>> START Given records

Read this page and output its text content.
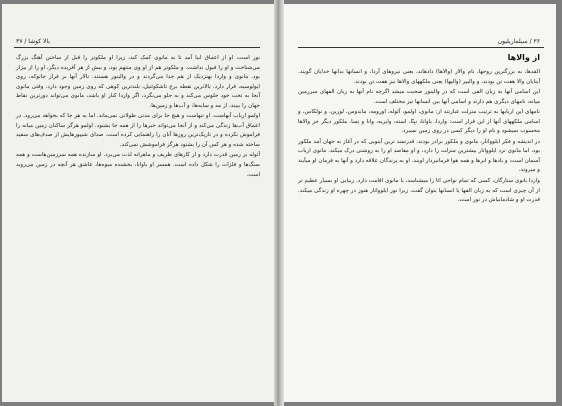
بالا کوشا / ۳۷

نور است، او از اعماق ابیا آمد تا به مانوی کمک کند، زیرا او ملکوتر را قبل از ساختن آهنگ بزرگ می‌شناخت و او را قبول نداشت. و ملکوتر هم از او وی منتهم بود، و بیش از هر آفریده دیگر، او را از بیزار بود. مانوی و واردا بهنزدیک از هم جدا می‌گردند و در والینور هستند. تالار آنها بر فراز جاتوکه، روی ایولوسیه، قرار دارد. بالاترین نقطه برج تاشکوئتیل، بلندترین کوهی که روی زمین وجود دارد. وقتی مانوی آنجا به تخت خود جلوس می‌کند و به جلو می‌نگرد، اگر واردا کنار او باشد، مانوی می‌تواند دورترین نقاط جهان را ببیند، از مه و سایه‌ها، و آب‌ها و زمین‌ها.

اولمو ارباب آبهاست. او تنهاست و هیچ جا برای مدتی طولانی نمی‌ماند. اما به هر جا که بخواهد می‌رود. در اعماق آب‌ها زندگی می‌کند و از آنجا می‌تواند خبرها را از همه جا بشنود. اولمو هرگز ساکنان زمین میانه را فراموش نکرده و در تاریک‌ترین روزها آنان را راهنمایی کرده است. صدای شیپورهایش از صدف‌های سفید ساخته شده و هر کس آن را بشنود هرگز فراموشش نمی‌کند.

آئوله بر زمین قدرت دارد و از کارهای ظریف و ماهرانه لذت می‌برد. او سازنده همه سرزمین‌هاست و همه سنگ‌ها و فلزات را شکل داده است. همسر او یاوانا، بخشنده میوه‌ها، عاشق هر آنچه در زمین می‌روید است.

۳۶ / سیلماریلیون
از والاها

الفدها، به بزرگترین روحها، نام والار (والاها) دادهاند، یعنی نیروهای آردا، و انسانها بدانها خدایان گویند. آینایان والا هفت تن بودند، و والییر (والیها) یعنی ملکههای والاها نیز هفت تن بودند.

این اسامی آنها به زبان الفی است که در والینور صحبت میشد اگرچه نام آنها به زبان الفهای سرزمین میانه، نامهای دیگری هم دارند و اسامی آنها بین انسانها نیز مختلف است.

نامهای این اربابها به ترتیب منزلت عبارتند از: مانوی، اولمو، آئوله، اورومه، ماندوس، لورین، و تولکاس، و اسامی ملکههای آنها از این قرار است: واردا، یاوانا، نیِنّا، استه، وایریه، وانا و نِسا. ملکور دیگر جز والاها محسوب نمیشود و نام او را دیگر کسی در روی زمین نمیبرد.

در اندیشه و فکر ایلوواتار، مانوی و ملکور برادر بودند. قدرتمند ترین آینویی که در آغاز به جهان آمد ملکور بود، اما مانوی نزد ایلوواتار بیشترین منزلت را دارد، و او مقاصد او را به روشنی درک میکند. مانوی ارباب آسمان است، و بادها و ابرها و همه هوا فرمانبردار اویند. او به پرندگان علاقه دارد و آنها به فرمان او میآیند و میروند.

واردا بانوی ستارگان، کسی که تمام نواحی ائا را میشناسد، با مانوی اقامت دارد. زیبایی او بسیار عظیم تر از آن چیزی است که به زبان الفها یا انسانها بتوان گفت، زیرا نور ایلوواتار هنوز در چهره او زندگی میکند. قدرت او و شادمانیاش در نور است.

>> END Given records

Exercise instructions: Look through the material and copy each line that has "مانوی".

Written reply:
نور است، او از اعماق ابیا آمد تا به مانوی کمک کند، زیرا او ملکوتر را قبل از ساختن آهنگ بزرگ می‌شناخت و او را قبول نداشت. و ملکوتر هم از او وی منتهم بود، و بیش از هر آفریده دیگر، او را از بیزار بود. مانوی و واردا بهنزدیک از هم جدا می‌گردند و در والینور هستند. تالار آنها بر فراز جاتوکه، روی ایولوسیه، قرار دارد. بالاترین نقطه برج تاشکوئتیل، بلندترین کوهی که روی زمین وجود دارد. وقتی مانوی آنجا به تخت خود جلوس می‌کند و به جلو می‌نگرد، اگر واردا کنار او باشد، مانوی می‌تواند دورترین نقاط جهان را ببیند، از مه و سایه‌ها، و آب‌ها و زمین‌ها.
نامهای این اربابها به ترتیب منزلت عبارتند از: مانوی، اولمو، آئوله، اورومه، ماندوس، لورین، و تولکاس، و اسامی ملکههای آنها از این قرار است: واردا، یاوانا، نیِنّا، استه، وایریه، وانا و نِسا. ملکور دیگر جز والاها محسوب نمیشود و نام او را دیگر کسی در روی زمین نمیبرد.
در اندیشه و فکر ایلوواتار، مانوی و ملکور برادر بودند. قدرتمند ترین آینویی که در آغاز به جهان آمد ملکور بود، اما مانوی نزد ایلوواتار بیشترین منزلت را دارد، و او مقاصد او را به روشنی درک میکند. مانوی ارباب آسمان است، و بادها و ابرها و همه هوا فرمانبردار اویند. او به پرندگان علاقه دارد و آنها به فرمان او میآیند و میروند.
واردا بانوی ستارگان، کسی که تمام نواحی ائا را میشناسد، با مانوی اقامت دارد. زیبایی او بسیار عظیم تر از آن چیزی است که به زبان الفها یا انسانها بتوان گفت، زیرا نور ایلوواتار هنوز در چهره او زندگی میکند. قدرت او و شادمانیاش در نور است.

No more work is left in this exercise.